__RECORD EXCERPTS__

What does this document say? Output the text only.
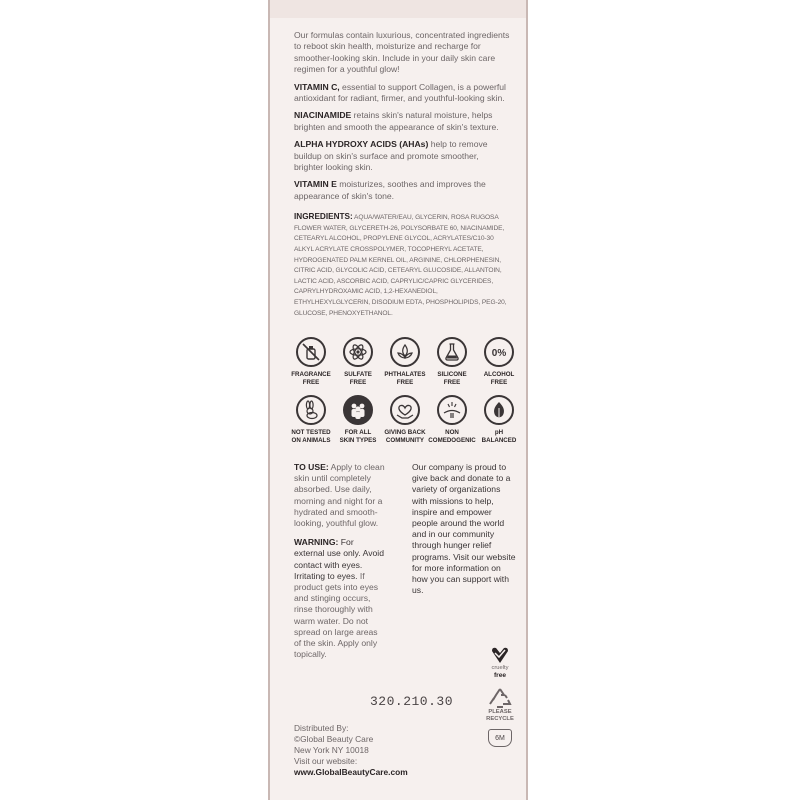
Our formulas contain luxurious, concentrated ingredients to reboot skin health, moisturize and recharge for smoother-looking skin. Include in your daily skin care regimen for a youthful glow!

VITAMIN C, essential to support Collagen, is a powerful antioxidant for radiant, firmer, and youthful-looking skin.

NIACINAMIDE retains skin's natural moisture, helps brighten and smooth the appearance of skin's texture.

ALPHA HYDROXY ACIDS (AHAs) help to remove buildup on skin's surface and promote smoother, brighter looking skin.

VITAMIN E moisturizes, soothes and improves the appearance of skin's tone.

INGREDIENTS: AQUA/WATER/EAU, GLYCERIN, ROSA RUGOSA FLOWER WATER, GLYCERETH-26, POLYSORBATE 60, NIACINAMIDE, CETEARYL ALCOHOL, PROPYLENE GLYCOL, ACRYLATES/C10-30 ALKYL ACRYLATE CROSSPOLYMER, TOCOPHERYL ACETATE, HYDROGENATED PALM KERNEL OIL, ARGININE, CHLORPHENESIN, CITRIC ACID, GLYCOLIC ACID, CETEARYL GLUCOSIDE, ALLANTOIN, LACTIC ACID, ASCORBIC ACID, CAPRYLIC/CAPRIC GLYCERIDES, CAPRYLHYDROXAMIC ACID, 1,2-HEXANEDIOL, ETHYLHEXYLGLYCERIN, DISODIUM EDTA, PHOSPHOLIPIDS, PEG-20, GLUCOSE, PHENOXYETHANOL.

FRAGRANCE
FREE
SULFATE
FREE
PHTHALATES
FREE
SILICONE
FREE
0%
ALCOHOL
FREE
NOT TESTED
ON ANIMALS
FOR ALL
SKIN TYPES
GIVING BACK
COMMUNITY
NON
COMEDOGENIC
pH
BALANCED

TO USE: Apply to clean skin until completely absorbed. Use daily, morning and night for a hydrated and smooth-looking, youthful glow.

WARNING: For external use only. Avoid contact with eyes. Irritating to eyes. If product gets into eyes and stinging occurs, rinse thoroughly with warm water. Do not spread on large areas of the skin. Apply only topically.

Our company is proud to give back and donate to a variety of organizations with missions to help, inspire and empower people around the world and in our community through hunger relief programs. Visit our website for more information on how you can support with us.

cruelty
free
PLEASE
RECYCLE
6M
320.210.30
Distributed By:
©Global Beauty Care
New York NY 10018
Visit our website:
www.GlobalBeautyCare.com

__PROBLEM__
A number is the only answer here: how many lines of the material above contain "NIACINAMIDE"?

__RESPONSE FOR THIS EXERCISE__
2